** DATA IN THIS EXERCISE **
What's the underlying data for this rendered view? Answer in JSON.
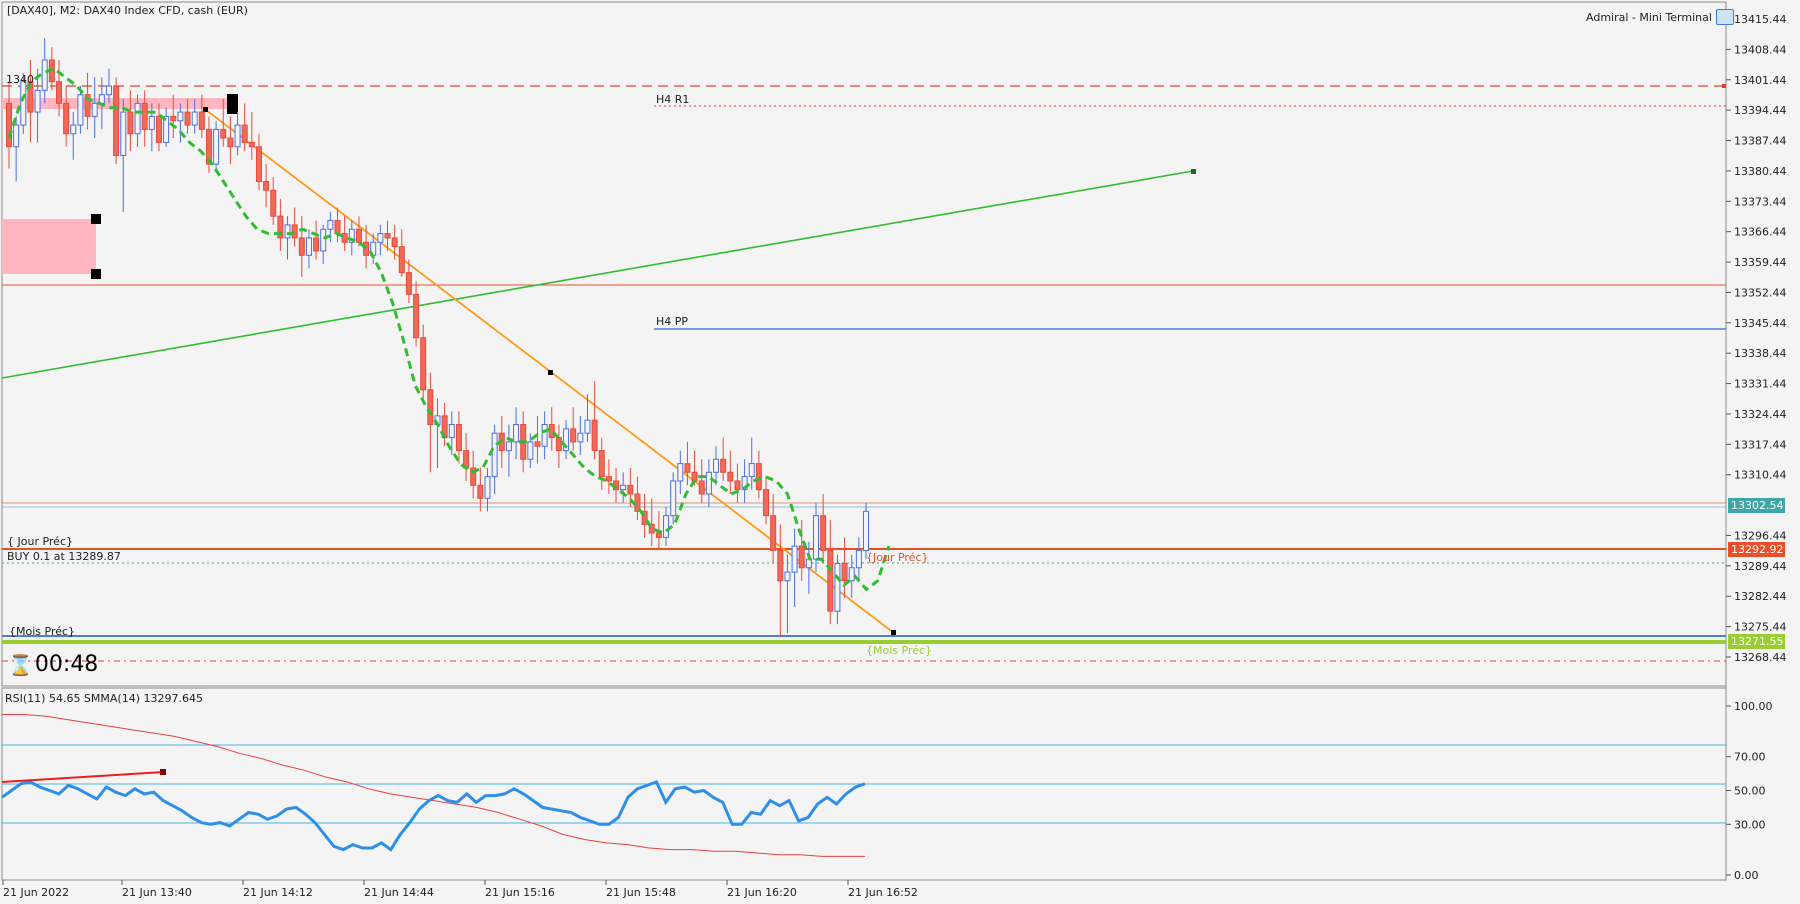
{
  "window": {
    "title": "[DAX40], M2:  DAX40 Index CFD, cash (EUR)",
    "badge": "Admiral - Mini Terminal"
  },
  "countdown": "00:48",
  "price_axis": {
    "labels": [
      "13415.44",
      "13408.44",
      "13401.44",
      "13394.44",
      "13387.44",
      "13380.44",
      "13373.44",
      "13366.44",
      "13359.44",
      "13352.44",
      "13345.44",
      "13338.44",
      "13331.44",
      "13324.44",
      "13317.44",
      "13310.44",
      "13296.44",
      "13289.44",
      "13282.44",
      "13275.44",
      "13268.44"
    ],
    "current_price_tag": "13302.54",
    "order_price_tag": "13292.92",
    "month_prev_tag": "13271.55",
    "colors": {
      "current": "#3fa6a6",
      "order": "#e8502a",
      "month": "#9acd32"
    }
  },
  "labels": {
    "h4_r1": "H4 R1",
    "h4_pp": "H4 PP",
    "jour_prec_left": "{ Jour Préc}",
    "buy_order": "BUY 0.1 at 13289.87",
    "jour_prec_right": "{Jour Préc}",
    "mois_prec_left": "{Mois Préc}",
    "mois_prec_right": "{Mois Préc}",
    "truncated_price": "1340"
  },
  "rsi": {
    "title": "RSI(11) 54.65 SMMA(14) 13297.645",
    "levels": [
      "100.00",
      "70.00",
      "50.00",
      "30.00",
      "0.00"
    ]
  },
  "time_axis": {
    "labels": [
      "21 Jun 2022",
      "21 Jun 13:40",
      "21 Jun 14:12",
      "21 Jun 14:44",
      "21 Jun 15:16",
      "21 Jun 15:48",
      "21 Jun 16:20",
      "21 Jun 16:52"
    ]
  },
  "chart_data": {
    "type": "candlestick",
    "symbol": "DAX40",
    "timeframe": "M2",
    "ylim": [
      13264,
      13419
    ],
    "candles_ohlc": [
      [
        13396,
        13401,
        13381,
        13386
      ],
      [
        13386,
        13393,
        13378,
        13391
      ],
      [
        13391,
        13403,
        13389,
        13401
      ],
      [
        13401,
        13406,
        13387,
        13394
      ],
      [
        13394,
        13404,
        13387,
        13399
      ],
      [
        13399,
        13411,
        13396,
        13406
      ],
      [
        13406,
        13409,
        13399,
        13401
      ],
      [
        13401,
        13406,
        13393,
        13396
      ],
      [
        13396,
        13400,
        13386,
        13389
      ],
      [
        13389,
        13394,
        13383,
        13391
      ],
      [
        13391,
        13400,
        13389,
        13398
      ],
      [
        13398,
        13403,
        13390,
        13393
      ],
      [
        13393,
        13402,
        13388,
        13396
      ],
      [
        13396,
        13402,
        13390,
        13398
      ],
      [
        13398,
        13404,
        13396,
        13400
      ],
      [
        13400,
        13402,
        13382,
        13384
      ],
      [
        13384,
        13397,
        13371,
        13394
      ],
      [
        13394,
        13399,
        13385,
        13389
      ],
      [
        13389,
        13398,
        13386,
        13396
      ],
      [
        13396,
        13399,
        13386,
        13390
      ],
      [
        13390,
        13396,
        13385,
        13393
      ],
      [
        13393,
        13396,
        13385,
        13387
      ],
      [
        13387,
        13395,
        13386,
        13393
      ],
      [
        13393,
        13398,
        13388,
        13392
      ],
      [
        13392,
        13396,
        13387,
        13394
      ],
      [
        13394,
        13397,
        13389,
        13391
      ],
      [
        13391,
        13397,
        13389,
        13394
      ],
      [
        13394,
        13398,
        13388,
        13390
      ],
      [
        13390,
        13393,
        13380,
        13382
      ],
      [
        13382,
        13392,
        13380,
        13390
      ],
      [
        13390,
        13397,
        13386,
        13388
      ],
      [
        13388,
        13393,
        13382,
        13386
      ],
      [
        13386,
        13394,
        13384,
        13391
      ],
      [
        13391,
        13396,
        13385,
        13387
      ],
      [
        13387,
        13394,
        13383,
        13386
      ],
      [
        13386,
        13389,
        13376,
        13378
      ],
      [
        13378,
        13382,
        13372,
        13376
      ],
      [
        13376,
        13379,
        13368,
        13370
      ],
      [
        13370,
        13374,
        13362,
        13365
      ],
      [
        13365,
        13370,
        13360,
        13368
      ],
      [
        13368,
        13372,
        13363,
        13365
      ],
      [
        13365,
        13370,
        13356,
        13361
      ],
      [
        13361,
        13367,
        13358,
        13365
      ],
      [
        13365,
        13369,
        13360,
        13362
      ],
      [
        13362,
        13368,
        13359,
        13367
      ],
      [
        13367,
        13371,
        13364,
        13369
      ],
      [
        13369,
        13372,
        13364,
        13366
      ],
      [
        13366,
        13370,
        13362,
        13364
      ],
      [
        13364,
        13369,
        13361,
        13367
      ],
      [
        13367,
        13370,
        13363,
        13364
      ],
      [
        13364,
        13368,
        13358,
        13361
      ],
      [
        13361,
        13366,
        13359,
        13364
      ],
      [
        13364,
        13368,
        13361,
        13366
      ],
      [
        13366,
        13369,
        13362,
        13365
      ],
      [
        13365,
        13368,
        13360,
        13363
      ],
      [
        13363,
        13367,
        13356,
        13357
      ],
      [
        13357,
        13360,
        13350,
        13352
      ],
      [
        13352,
        13355,
        13340,
        13342
      ],
      [
        13342,
        13345,
        13328,
        13330
      ],
      [
        13330,
        13334,
        13311,
        13322
      ],
      [
        13322,
        13328,
        13312,
        13324
      ],
      [
        13324,
        13327,
        13317,
        13319
      ],
      [
        13319,
        13325,
        13315,
        13322
      ],
      [
        13322,
        13325,
        13313,
        13316
      ],
      [
        13316,
        13320,
        13309,
        13312
      ],
      [
        13312,
        13316,
        13305,
        13308
      ],
      [
        13308,
        13312,
        13302,
        13305
      ],
      [
        13305,
        13312,
        13302,
        13310
      ],
      [
        13310,
        13322,
        13306,
        13320
      ],
      [
        13320,
        13324,
        13312,
        13316
      ],
      [
        13316,
        13322,
        13310,
        13318
      ],
      [
        13318,
        13326,
        13314,
        13322
      ],
      [
        13322,
        13325,
        13311,
        13314
      ],
      [
        13314,
        13320,
        13312,
        13318
      ],
      [
        13318,
        13324,
        13313,
        13317
      ],
      [
        13317,
        13325,
        13314,
        13322
      ],
      [
        13322,
        13326,
        13316,
        13319
      ],
      [
        13319,
        13322,
        13312,
        13316
      ],
      [
        13316,
        13323,
        13314,
        13321
      ],
      [
        13321,
        13326,
        13316,
        13318
      ],
      [
        13318,
        13324,
        13315,
        13320
      ],
      [
        13320,
        13329,
        13318,
        13323
      ],
      [
        13323,
        13332,
        13314,
        13316
      ],
      [
        13316,
        13319,
        13307,
        13310
      ],
      [
        13310,
        13314,
        13306,
        13309
      ],
      [
        13309,
        13312,
        13304,
        13307
      ],
      [
        13307,
        13311,
        13304,
        13308
      ],
      [
        13308,
        13312,
        13303,
        13306
      ],
      [
        13306,
        13310,
        13300,
        13302
      ],
      [
        13302,
        13306,
        13296,
        13299
      ],
      [
        13299,
        13305,
        13294,
        13297
      ],
      [
        13297,
        13302,
        13293,
        13296
      ],
      [
        13296,
        13303,
        13294,
        13301
      ],
      [
        13301,
        13311,
        13299,
        13309
      ],
      [
        13309,
        13316,
        13306,
        13313
      ],
      [
        13313,
        13318,
        13308,
        13311
      ],
      [
        13311,
        13316,
        13308,
        13309
      ],
      [
        13309,
        13314,
        13304,
        13306
      ],
      [
        13306,
        13314,
        13303,
        13311
      ],
      [
        13311,
        13317,
        13308,
        13314
      ],
      [
        13314,
        13319,
        13309,
        13311
      ],
      [
        13311,
        13316,
        13306,
        13309
      ],
      [
        13309,
        13313,
        13304,
        13307
      ],
      [
        13307,
        13314,
        13304,
        13310
      ],
      [
        13310,
        13319,
        13307,
        13313
      ],
      [
        13313,
        13316,
        13305,
        13307
      ],
      [
        13307,
        13310,
        13299,
        13301
      ],
      [
        13301,
        13306,
        13290,
        13293
      ],
      [
        13293,
        13299,
        13273,
        13286
      ],
      [
        13286,
        13292,
        13274,
        13288
      ],
      [
        13288,
        13298,
        13280,
        13294
      ],
      [
        13294,
        13300,
        13286,
        13289
      ],
      [
        13289,
        13295,
        13283,
        13291
      ],
      [
        13291,
        13304,
        13288,
        13301
      ],
      [
        13301,
        13306,
        13290,
        13293
      ],
      [
        13293,
        13300,
        13276,
        13279
      ],
      [
        13279,
        13292,
        13276,
        13290
      ],
      [
        13290,
        13296,
        13282,
        13286
      ],
      [
        13286,
        13292,
        13282,
        13289
      ],
      [
        13289,
        13296,
        13286,
        13293
      ],
      [
        13293,
        13304,
        13291,
        13302
      ]
    ],
    "fast_ma": [
      13388,
      13396,
      13401,
      13403,
      13404,
      13402,
      13400,
      13397,
      13396,
      13395,
      13395,
      13394,
      13394,
      13394,
      13392,
      13390,
      13387,
      13385,
      13382,
      13378,
      13374,
      13370,
      13367,
      13366,
      13366,
      13366,
      13367,
      13366,
      13365,
      13366,
      13365,
      13364,
      13362,
      13357,
      13350,
      13341,
      13331,
      13326,
      13322,
      13317,
      13313,
      13311,
      13312,
      13317,
      13319,
      13318,
      13318,
      13320,
      13321,
      13318,
      13315,
      13312,
      13310,
      13309,
      13307,
      13305,
      13302,
      13298,
      13297,
      13299,
      13306,
      13310,
      13310,
      13308,
      13306,
      13307,
      13309,
      13310,
      13309,
      13306,
      13298,
      13291,
      13291,
      13288,
      13285,
      13287,
      13284,
      13286,
      13294
    ],
    "rsi_values": [
      46,
      50,
      54,
      55,
      52,
      50,
      48,
      53,
      51,
      48,
      45,
      52,
      49,
      47,
      51,
      48,
      49,
      44,
      41,
      38,
      34,
      31,
      30,
      31,
      29,
      33,
      37,
      36,
      33,
      35,
      39,
      40,
      36,
      31,
      24,
      17,
      15,
      18,
      16,
      16,
      19,
      15,
      24,
      31,
      39,
      44,
      47,
      44,
      43,
      48,
      43,
      47,
      47,
      48,
      51,
      48,
      44,
      40,
      39,
      38,
      37,
      34,
      32,
      30,
      30,
      34,
      46,
      51,
      53,
      55,
      43,
      51,
      52,
      49,
      50,
      46,
      43,
      30,
      30,
      37,
      36,
      44,
      41,
      44,
      32,
      34,
      42,
      46,
      42,
      48,
      52,
      54
    ],
    "rsi_signal": [
      95,
      95,
      94,
      92,
      90,
      88,
      86,
      84,
      82,
      79,
      76,
      72,
      69,
      65,
      62,
      58,
      55,
      51,
      48,
      46,
      44,
      42,
      40,
      37,
      33,
      29,
      24,
      21,
      19,
      18,
      16,
      15,
      15,
      14,
      14,
      13,
      12,
      12,
      11,
      11,
      11
    ],
    "levels": {
      "h4_r1": 13395,
      "h4_pp": 13343.5,
      "jour_prec": 13292.92,
      "mois_prec": 13271.55,
      "current": 13302.54
    }
  }
}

** SHORT PROBLEM **
Wherever a line in the data above holds "Préc", copy that line.

** EXERCISE SOLUTION **
    "jour_prec_left": "{ Jour Préc}",
    "jour_prec_right": "{Jour Préc}",
    "mois_prec_left": "{Mois Préc}",
    "mois_prec_right": "{Mois Préc}",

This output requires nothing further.